[Data listing]
::::

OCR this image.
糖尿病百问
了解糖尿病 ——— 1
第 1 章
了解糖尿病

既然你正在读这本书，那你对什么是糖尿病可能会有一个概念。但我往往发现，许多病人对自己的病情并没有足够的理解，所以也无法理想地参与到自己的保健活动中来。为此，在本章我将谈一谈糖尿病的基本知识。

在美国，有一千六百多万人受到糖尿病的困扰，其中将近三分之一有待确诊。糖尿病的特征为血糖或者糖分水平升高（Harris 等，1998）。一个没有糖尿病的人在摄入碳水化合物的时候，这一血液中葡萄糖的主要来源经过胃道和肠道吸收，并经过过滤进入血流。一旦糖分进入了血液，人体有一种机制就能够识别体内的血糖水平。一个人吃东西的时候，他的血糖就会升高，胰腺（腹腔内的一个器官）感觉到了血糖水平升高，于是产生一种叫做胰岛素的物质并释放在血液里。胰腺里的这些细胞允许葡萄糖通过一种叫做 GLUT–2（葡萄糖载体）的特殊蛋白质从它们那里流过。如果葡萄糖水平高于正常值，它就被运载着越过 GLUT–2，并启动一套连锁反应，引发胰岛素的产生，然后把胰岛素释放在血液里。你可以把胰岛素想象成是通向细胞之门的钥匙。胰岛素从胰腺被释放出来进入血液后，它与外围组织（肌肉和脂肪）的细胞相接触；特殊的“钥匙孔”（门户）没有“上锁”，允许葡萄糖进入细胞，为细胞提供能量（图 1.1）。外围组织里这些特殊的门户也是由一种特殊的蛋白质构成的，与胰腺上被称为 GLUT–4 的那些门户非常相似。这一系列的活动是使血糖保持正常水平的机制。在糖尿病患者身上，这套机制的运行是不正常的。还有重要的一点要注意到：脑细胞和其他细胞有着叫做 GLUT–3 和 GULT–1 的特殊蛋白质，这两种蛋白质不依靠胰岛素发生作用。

::::

▸ WHAT TO DO: Write every line of the material above again, exactly.

▸ FULL OUTPUT:
OCR this image.
糖尿病百问
了解糖尿病 ——— 1
第 1 章
了解糖尿病

既然你正在读这本书，那你对什么是糖尿病可能会有一个概念。但我往往发现，许多病人对自己的病情并没有足够的理解，所以也无法理想地参与到自己的保健活动中来。为此，在本章我将谈一谈糖尿病的基本知识。

在美国，有一千六百多万人受到糖尿病的困扰，其中将近三分之一有待确诊。糖尿病的特征为血糖或者糖分水平升高（Harris 等，1998）。一个没有糖尿病的人在摄入碳水化合物的时候，这一血液中葡萄糖的主要来源经过胃道和肠道吸收，并经过过滤进入血流。一旦糖分进入了血液，人体有一种机制就能够识别体内的血糖水平。一个人吃东西的时候，他的血糖就会升高，胰腺（腹腔内的一个器官）感觉到了血糖水平升高，于是产生一种叫做胰岛素的物质并释放在血液里。胰腺里的这些细胞允许葡萄糖通过一种叫做 GLUT–2（葡萄糖载体）的特殊蛋白质从它们那里流过。如果葡萄糖水平高于正常值，它就被运载着越过 GLUT–2，并启动一套连锁反应，引发胰岛素的产生，然后把胰岛素释放在血液里。你可以把胰岛素想象成是通向细胞之门的钥匙。胰岛素从胰腺被释放出来进入血液后，它与外围组织（肌肉和脂肪）的细胞相接触；特殊的“钥匙孔”（门户）没有“上锁”，允许葡萄糖进入细胞，为细胞提供能量（图 1.1）。外围组织里这些特殊的门户也是由一种特殊的蛋白质构成的，与胰腺上被称为 GLUT–4 的那些门户非常相似。这一系列的活动是使血糖保持正常水平的机制。在糖尿病患者身上，这套机制的运行是不正常的。还有重要的一点要注意到：脑细胞和其他细胞有着叫做 GLUT–3 和 GULT–1 的特殊蛋白质，这两种蛋白质不依靠胰岛素发生作用。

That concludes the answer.